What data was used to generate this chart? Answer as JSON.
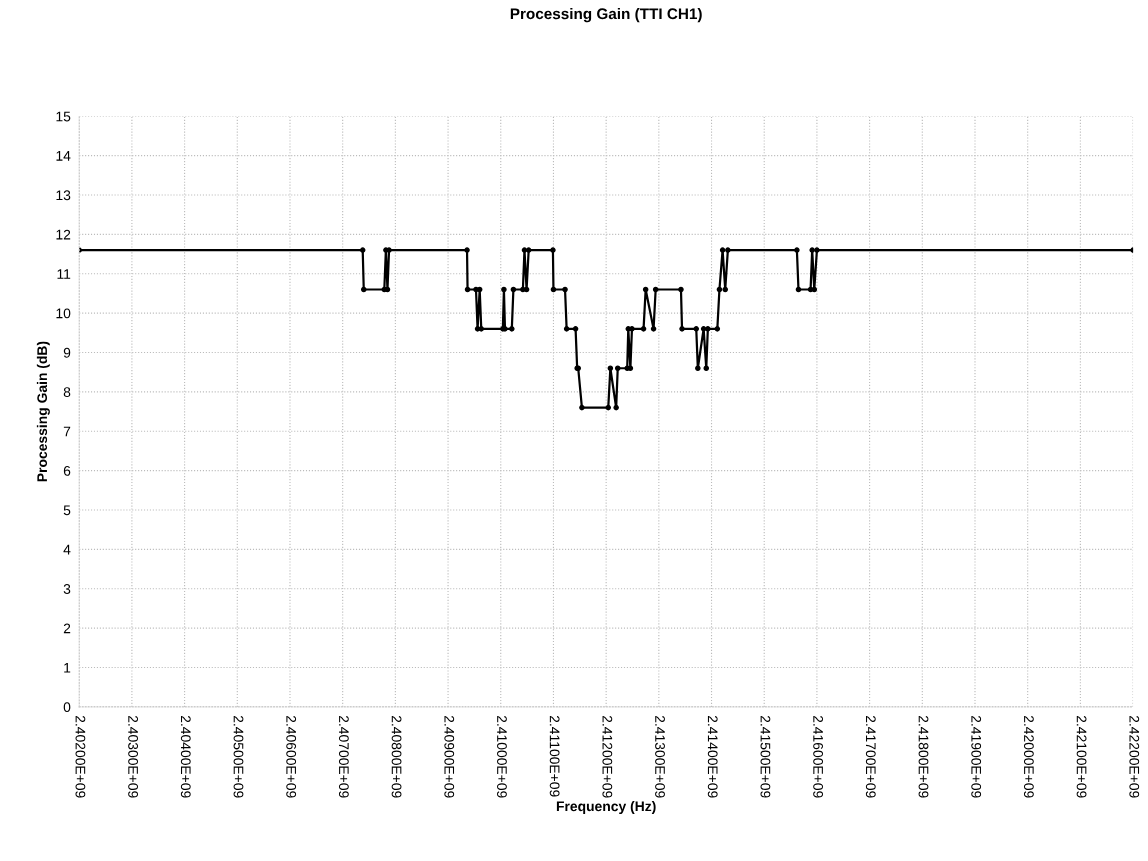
{
  "chart_data": {
    "type": "line",
    "title": "Processing Gain (TTI CH1)",
    "xlabel": "Frequency (Hz)",
    "ylabel": "Processing Gain (dB)",
    "series": [
      {
        "color": "#000000",
        "x": [
          2402000000,
          2407380000,
          2407400000,
          2407790000,
          2407820000,
          2407850000,
          2407880000,
          2409360000,
          2409370000,
          2409530000,
          2409560000,
          2409600000,
          2409630000,
          2410040000,
          2410060000,
          2410080000,
          2410210000,
          2410240000,
          2410420000,
          2410450000,
          2410490000,
          2410530000,
          2410990000,
          2411000000,
          2411220000,
          2411250000,
          2411420000,
          2411450000,
          2411470000,
          2411540000,
          2412040000,
          2412080000,
          2412190000,
          2412220000,
          2412400000,
          2412420000,
          2412460000,
          2412490000,
          2412710000,
          2412750000,
          2412900000,
          2412940000,
          2413420000,
          2413440000,
          2413710000,
          2413740000,
          2413850000,
          2413900000,
          2413930000,
          2414110000,
          2414150000,
          2414210000,
          2414260000,
          2414310000,
          2415620000,
          2415650000,
          2415880000,
          2415910000,
          2415950000,
          2416000000,
          2422000000
        ],
        "values": [
          11.6,
          11.6,
          10.6,
          10.6,
          11.6,
          10.6,
          11.6,
          11.6,
          10.6,
          10.6,
          9.6,
          10.6,
          9.6,
          9.6,
          10.6,
          9.6,
          9.6,
          10.6,
          10.6,
          11.6,
          10.6,
          11.6,
          11.6,
          10.6,
          10.6,
          9.6,
          9.6,
          8.6,
          8.6,
          7.6,
          7.6,
          8.6,
          7.6,
          8.6,
          8.6,
          9.6,
          8.6,
          9.6,
          9.6,
          10.6,
          9.6,
          10.6,
          10.6,
          9.6,
          9.6,
          8.6,
          9.6,
          8.6,
          9.6,
          9.6,
          10.6,
          11.6,
          10.6,
          11.6,
          11.6,
          10.6,
          10.6,
          11.6,
          10.6,
          11.6,
          11.6
        ]
      }
    ],
    "xlim": [
      2402000000,
      2422000000
    ],
    "xticks": [
      {
        "value": 2402000000,
        "label": "2.40200E+09"
      },
      {
        "value": 2403000000,
        "label": "2.40300E+09"
      },
      {
        "value": 2404000000,
        "label": "2.40400E+09"
      },
      {
        "value": 2405000000,
        "label": "2.40500E+09"
      },
      {
        "value": 2406000000,
        "label": "2.40600E+09"
      },
      {
        "value": 2407000000,
        "label": "2.40700E+09"
      },
      {
        "value": 2408000000,
        "label": "2.40800E+09"
      },
      {
        "value": 2409000000,
        "label": "2.40900E+09"
      },
      {
        "value": 2410000000,
        "label": "2.41000E+09"
      },
      {
        "value": 2411000000,
        "label": "2.41100E+09"
      },
      {
        "value": 2412000000,
        "label": "2.41200E+09"
      },
      {
        "value": 2413000000,
        "label": "2.41300E+09"
      },
      {
        "value": 2414000000,
        "label": "2.41400E+09"
      },
      {
        "value": 2415000000,
        "label": "2.41500E+09"
      },
      {
        "value": 2416000000,
        "label": "2.41600E+09"
      },
      {
        "value": 2417000000,
        "label": "2.41700E+09"
      },
      {
        "value": 2418000000,
        "label": "2.41800E+09"
      },
      {
        "value": 2419000000,
        "label": "2.41900E+09"
      },
      {
        "value": 2420000000,
        "label": "2.42000E+09"
      },
      {
        "value": 2421000000,
        "label": "2.42100E+09"
      },
      {
        "value": 2422000000,
        "label": "2.42200E+09"
      }
    ],
    "ylim": [
      0,
      15
    ],
    "yticks": [
      0,
      1,
      2,
      3,
      4,
      5,
      6,
      7,
      8,
      9,
      10,
      11,
      12,
      13,
      14,
      15
    ],
    "grid": true,
    "marker": "circle",
    "line_style": "solid",
    "legend": false
  }
}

----

SHORT EXERCISE: Would you set down the listing exactly, omitting pictures?

RESPONSE TO THIS TASK:
What data was used to generate this chart? Answer as JSON.
{
  "chart_data": {
    "type": "line",
    "title": "Processing Gain (TTI CH1)",
    "xlabel": "Frequency (Hz)",
    "ylabel": "Processing Gain (dB)",
    "series": [
      {
        "color": "#000000",
        "x": [
          2402000000,
          2407380000,
          2407400000,
          2407790000,
          2407820000,
          2407850000,
          2407880000,
          2409360000,
          2409370000,
          2409530000,
          2409560000,
          2409600000,
          2409630000,
          2410040000,
          2410060000,
          2410080000,
          2410210000,
          2410240000,
          2410420000,
          2410450000,
          2410490000,
          2410530000,
          2410990000,
          2411000000,
          2411220000,
          2411250000,
          2411420000,
          2411450000,
          2411470000,
          2411540000,
          2412040000,
          2412080000,
          2412190000,
          2412220000,
          2412400000,
          2412420000,
          2412460000,
          2412490000,
          2412710000,
          2412750000,
          2412900000,
          2412940000,
          2413420000,
          2413440000,
          2413710000,
          2413740000,
          2413850000,
          2413900000,
          2413930000,
          2414110000,
          2414150000,
          2414210000,
          2414260000,
          2414310000,
          2415620000,
          2415650000,
          2415880000,
          2415910000,
          2415950000,
          2416000000,
          2422000000
        ],
        "values": [
          11.6,
          11.6,
          10.6,
          10.6,
          11.6,
          10.6,
          11.6,
          11.6,
          10.6,
          10.6,
          9.6,
          10.6,
          9.6,
          9.6,
          10.6,
          9.6,
          9.6,
          10.6,
          10.6,
          11.6,
          10.6,
          11.6,
          11.6,
          10.6,
          10.6,
          9.6,
          9.6,
          8.6,
          8.6,
          7.6,
          7.6,
          8.6,
          7.6,
          8.6,
          8.6,
          9.6,
          8.6,
          9.6,
          9.6,
          10.6,
          9.6,
          10.6,
          10.6,
          9.6,
          9.6,
          8.6,
          9.6,
          8.6,
          9.6,
          9.6,
          10.6,
          11.6,
          10.6,
          11.6,
          11.6,
          10.6,
          10.6,
          11.6,
          10.6,
          11.6,
          11.6
        ]
      }
    ],
    "xlim": [
      2402000000,
      2422000000
    ],
    "xticks": [
      {
        "value": 2402000000,
        "label": "2.40200E+09"
      },
      {
        "value": 2403000000,
        "label": "2.40300E+09"
      },
      {
        "value": 2404000000,
        "label": "2.40400E+09"
      },
      {
        "value": 2405000000,
        "label": "2.40500E+09"
      },
      {
        "value": 2406000000,
        "label": "2.40600E+09"
      },
      {
        "value": 2407000000,
        "label": "2.40700E+09"
      },
      {
        "value": 2408000000,
        "label": "2.40800E+09"
      },
      {
        "value": 2409000000,
        "label": "2.40900E+09"
      },
      {
        "value": 2410000000,
        "label": "2.41000E+09"
      },
      {
        "value": 2411000000,
        "label": "2.41100E+09"
      },
      {
        "value": 2412000000,
        "label": "2.41200E+09"
      },
      {
        "value": 2413000000,
        "label": "2.41300E+09"
      },
      {
        "value": 2414000000,
        "label": "2.41400E+09"
      },
      {
        "value": 2415000000,
        "label": "2.41500E+09"
      },
      {
        "value": 2416000000,
        "label": "2.41600E+09"
      },
      {
        "value": 2417000000,
        "label": "2.41700E+09"
      },
      {
        "value": 2418000000,
        "label": "2.41800E+09"
      },
      {
        "value": 2419000000,
        "label": "2.41900E+09"
      },
      {
        "value": 2420000000,
        "label": "2.42000E+09"
      },
      {
        "value": 2421000000,
        "label": "2.42100E+09"
      },
      {
        "value": 2422000000,
        "label": "2.42200E+09"
      }
    ],
    "ylim": [
      0,
      15
    ],
    "yticks": [
      0,
      1,
      2,
      3,
      4,
      5,
      6,
      7,
      8,
      9,
      10,
      11,
      12,
      13,
      14,
      15
    ],
    "grid": true,
    "marker": "circle",
    "line_style": "solid",
    "legend": false
  }
}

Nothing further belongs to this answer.